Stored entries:
-------
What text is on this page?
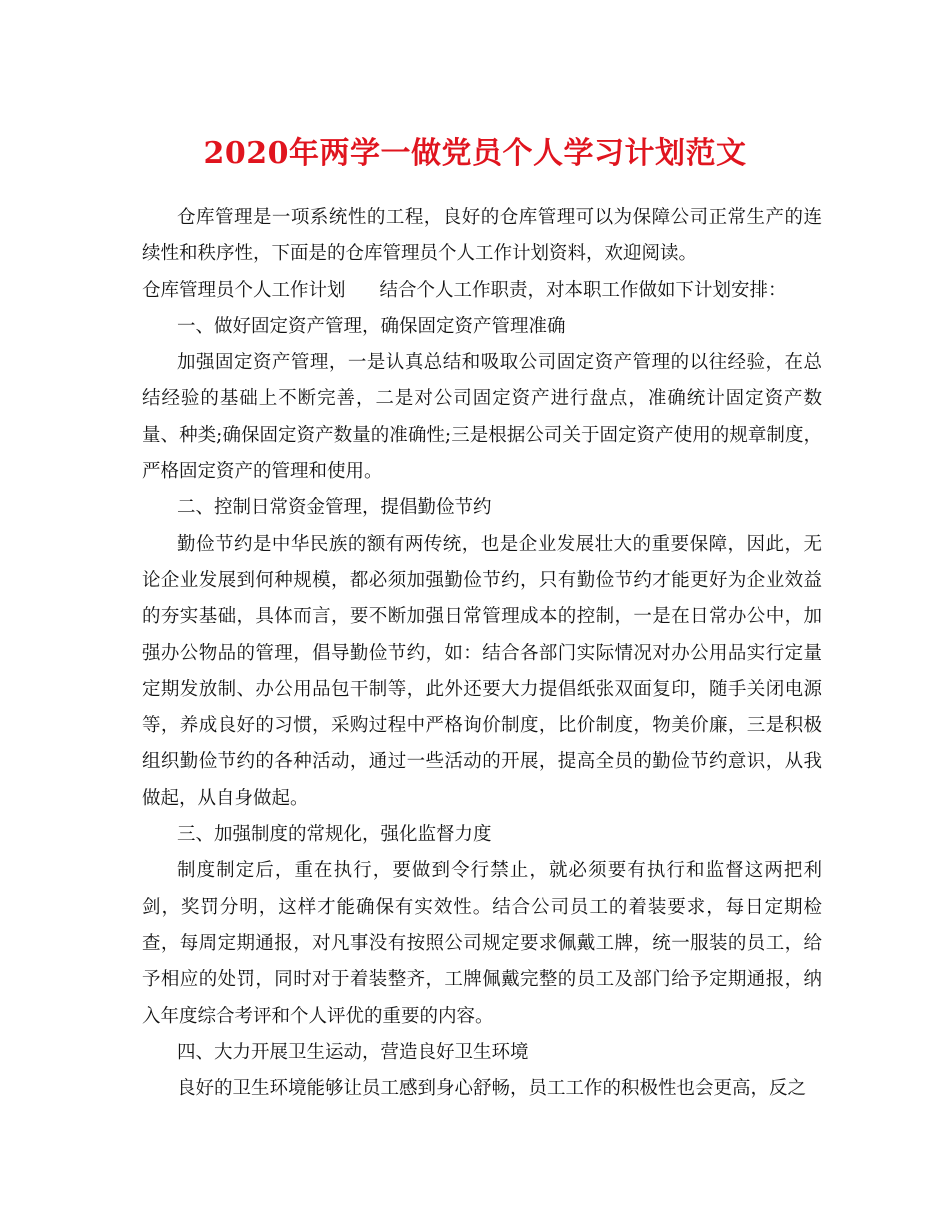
2020年两学一做党员个人学习计划范文

仓库管理是一项系统性的工程，良好的仓库管理可以为保障公司正常生产的连续性和秩序性，下面是的仓库管理员个人工作计划资料，欢迎阅读。

仓库管理员个人工作计划 结合个人工作职责，对本职工作做如下计划安排：

一、做好固定资产管理，确保固定资产管理准确

加强固定资产管理，一是认真总结和吸取公司固定资产管理的以往经验，在总结经验的基础上不断完善，二是对公司固定资产进行盘点，准确统计固定资产数量、种类;确保固定资产数量的准确性;三是根据公司关于固定资产使用的规章制度，严格固定资产的管理和使用。

二、控制日常资金管理，提倡勤俭节约

勤俭节约是中华民族的额有两传统，也是企业发展壮大的重要保障，因此，无论企业发展到何种规模，都必须加强勤俭节约，只有勤俭节约才能更好为企业效益的夯实基础，具体而言，要不断加强日常管理成本的控制，一是在日常办公中，加强办公物品的管理，倡导勤俭节约，如：结合各部门实际情况对办公用品实行定量定期发放制、办公用品包干制等，此外还要大力提倡纸张双面复印，随手关闭电源等，养成良好的习惯，采购过程中严格询价制度，比价制度，物美价廉，三是积极组织勤俭节约的各种活动，通过一些活动的开展，提高全员的勤俭节约意识，从我做起，从自身做起。

三、加强制度的常规化，强化监督力度

制度制定后，重在执行，要做到令行禁止，就必须要有执行和监督这两把利剑，奖罚分明，这样才能确保有实效性。结合公司员工的着装要求，每日定期检查，每周定期通报，对凡事没有按照公司规定要求佩戴工牌，统一服装的员工，给予相应的处罚，同时对于着装整齐，工牌佩戴完整的员工及部门给予定期通报，纳入年度综合考评和个人评优的重要的内容。

四、大力开展卫生运动，营造良好卫生环境

良好的卫生环境能够让员工感到身心舒畅，员工工作的积极性也会更高，反之
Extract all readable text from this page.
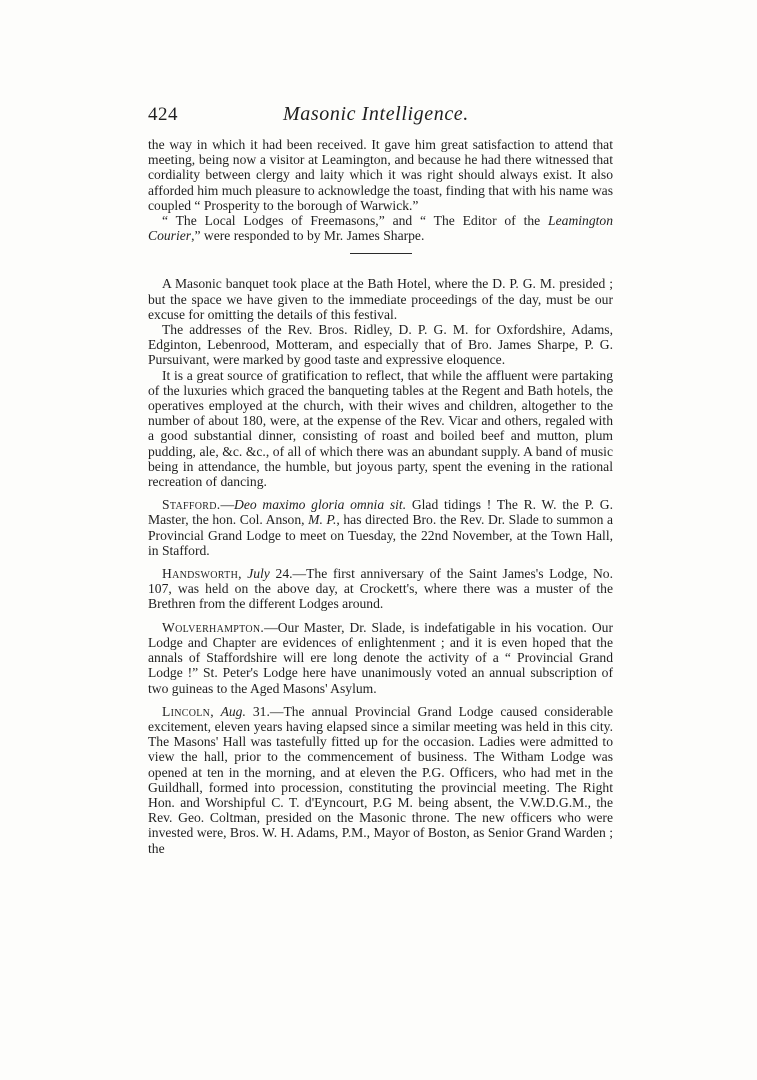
424	Masonic Intelligence.

the way in which it had been received. It gave him great satisfaction to attend that meeting, being now a visitor at Leamington, and because he had there witnessed that cordiality between clergy and laity which it was right should always exist. It also afforded him much pleasure to acknowledge the toast, finding that with his name was coupled “ Prosperity to the borough of Warwick.”

“ The Local Lodges of Freemasons,” and “ The Editor of the Leamington Courier,” were responded to by Mr. James Sharpe.

A Masonic banquet took place at the Bath Hotel, where the D. P. G. M. presided ; but the space we have given to the immediate proceedings of the day, must be our excuse for omitting the details of this festival.

The addresses of the Rev. Bros. Ridley, D. P. G. M. for Oxfordshire, Adams, Edginton, Lebenrood, Motteram, and especially that of Bro. James Sharpe, P. G. Pursuivant, were marked by good taste and expressive eloquence.

It is a great source of gratification to reflect, that while the affluent were partaking of the luxuries which graced the banqueting tables at the Regent and Bath hotels, the operatives employed at the church, with their wives and children, altogether to the number of about 180, were, at the expense of the Rev. Vicar and others, regaled with a good substantial dinner, consisting of roast and boiled beef and mutton, plum pudding, ale, &c. &c., of all of which there was an abundant supply. A band of music being in attendance, the humble, but joyous party, spent the evening in the rational recreation of dancing.

Stafford.—Deo maximo gloria omnia sit. Glad tidings ! The R. W. the P. G. Master, the hon. Col. Anson, M. P., has directed Bro. the Rev. Dr. Slade to summon a Provincial Grand Lodge to meet on Tuesday, the 22nd November, at the Town Hall, in Stafford.

Handsworth, July 24.—The first anniversary of the Saint James's Lodge, No. 107, was held on the above day, at Crockett's, where there was a muster of the Brethren from the different Lodges around.

Wolverhampton.—Our Master, Dr. Slade, is indefatigable in his vocation. Our Lodge and Chapter are evidences of enlightenment ; and it is even hoped that the annals of Staffordshire will ere long denote the activity of a “ Provincial Grand Lodge !” St. Peter's Lodge here have unanimously voted an annual subscription of two guineas to the Aged Masons' Asylum.

Lincoln, Aug. 31.—The annual Provincial Grand Lodge caused considerable excitement, eleven years having elapsed since a similar meeting was held in this city. The Masons' Hall was tastefully fitted up for the occasion. Ladies were admitted to view the hall, prior to the commencement of business. The Witham Lodge was opened at ten in the morning, and at eleven the P.G. Officers, who had met in the Guildhall, formed into procession, constituting the provincial meeting. The Right Hon. and Worshipful C. T. d'Eyncourt, P.G M. being absent, the V.W.D.G.M., the Rev. Geo. Coltman, presided on the Masonic throne. The new officers who were invested were, Bros. W. H. Adams, P.M., Mayor of Boston, as Senior Grand Warden ; the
-------
## WHAT THE TASK ASKS
Write every record out again exactly; no pictures belong in the copy.

## TASK RESULT
What text is on this page?
2020年两学一做党员个人学习计划范文

仓库管理是一项系统性的工程，良好的仓库管理可以为保障公司正常生产的连续性和秩序性，下面是的仓库管理员个人工作计划资料，欢迎阅读。

仓库管理员个人工作计划 结合个人工作职责，对本职工作做如下计划安排：

一、做好固定资产管理，确保固定资产管理准确

加强固定资产管理，一是认真总结和吸取公司固定资产管理的以往经验，在总结经验的基础上不断完善，二是对公司固定资产进行盘点，准确统计固定资产数量、种类;确保固定资产数量的准确性;三是根据公司关于固定资产使用的规章制度，严格固定资产的管理和使用。

二、控制日常资金管理，提倡勤俭节约

勤俭节约是中华民族的额有两传统，也是企业发展壮大的重要保障，因此，无论企业发展到何种规模，都必须加强勤俭节约，只有勤俭节约才能更好为企业效益的夯实基础，具体而言，要不断加强日常管理成本的控制，一是在日常办公中，加强办公物品的管理，倡导勤俭节约，如：结合各部门实际情况对办公用品实行定量定期发放制、办公用品包干制等，此外还要大力提倡纸张双面复印，随手关闭电源等，养成良好的习惯，采购过程中严格询价制度，比价制度，物美价廉，三是积极组织勤俭节约的各种活动，通过一些活动的开展，提高全员的勤俭节约意识，从我做起，从自身做起。

三、加强制度的常规化，强化监督力度

制度制定后，重在执行，要做到令行禁止，就必须要有执行和监督这两把利剑，奖罚分明，这样才能确保有实效性。结合公司员工的着装要求，每日定期检查，每周定期通报，对凡事没有按照公司规定要求佩戴工牌，统一服装的员工，给予相应的处罚，同时对于着装整齐，工牌佩戴完整的员工及部门给予定期通报，纳入年度综合考评和个人评优的重要的内容。

四、大力开展卫生运动，营造良好卫生环境

良好的卫生环境能够让员工感到身心舒畅，员工工作的积极性也会更高，反之
Extract all readable text from this page.
424	Masonic Intelligence.

the way in which it had been received. It gave him great satisfaction to attend that meeting, being now a visitor at Leamington, and because he had there witnessed that cordiality between clergy and laity which it was right should always exist. It also afforded him much pleasure to acknowledge the toast, finding that with his name was coupled “ Prosperity to the borough of Warwick.”

“ The Local Lodges of Freemasons,” and “ The Editor of the Leamington Courier,” were responded to by Mr. James Sharpe.

A Masonic banquet took place at the Bath Hotel, where the D. P. G. M. presided ; but the space we have given to the immediate proceedings of the day, must be our excuse for omitting the details of this festival.

The addresses of the Rev. Bros. Ridley, D. P. G. M. for Oxfordshire, Adams, Edginton, Lebenrood, Motteram, and especially that of Bro. James Sharpe, P. G. Pursuivant, were marked by good taste and expressive eloquence.

It is a great source of gratification to reflect, that while the affluent were partaking of the luxuries which graced the banqueting tables at the Regent and Bath hotels, the operatives employed at the church, with their wives and children, altogether to the number of about 180, were, at the expense of the Rev. Vicar and others, regaled with a good substantial dinner, consisting of roast and boiled beef and mutton, plum pudding, ale, &c. &c., of all of which there was an abundant supply. A band of music being in attendance, the humble, but joyous party, spent the evening in the rational recreation of dancing.

Stafford.—Deo maximo gloria omnia sit. Glad tidings ! The R. W. the P. G. Master, the hon. Col. Anson, M. P., has directed Bro. the Rev. Dr. Slade to summon a Provincial Grand Lodge to meet on Tuesday, the 22nd November, at the Town Hall, in Stafford.

Handsworth, July 24.—The first anniversary of the Saint James's Lodge, No. 107, was held on the above day, at Crockett's, where there was a muster of the Brethren from the different Lodges around.

Wolverhampton.—Our Master, Dr. Slade, is indefatigable in his vocation. Our Lodge and Chapter are evidences of enlightenment ; and it is even hoped that the annals of Staffordshire will ere long denote the activity of a “ Provincial Grand Lodge !” St. Peter's Lodge here have unanimously voted an annual subscription of two guineas to the Aged Masons' Asylum.

Lincoln, Aug. 31.—The annual Provincial Grand Lodge caused considerable excitement, eleven years having elapsed since a similar meeting was held in this city. The Masons' Hall was tastefully fitted up for the occasion. Ladies were admitted to view the hall, prior to the commencement of business. The Witham Lodge was opened at ten in the morning, and at eleven the P.G. Officers, who had met in the Guildhall, formed into procession, constituting the provincial meeting. The Right Hon. and Worshipful C. T. d'Eyncourt, P.G M. being absent, the V.W.D.G.M., the Rev. Geo. Coltman, presided on the Masonic throne. The new officers who were invested were, Bros. W. H. Adams, P.M., Mayor of Boston, as Senior Grand Warden ; the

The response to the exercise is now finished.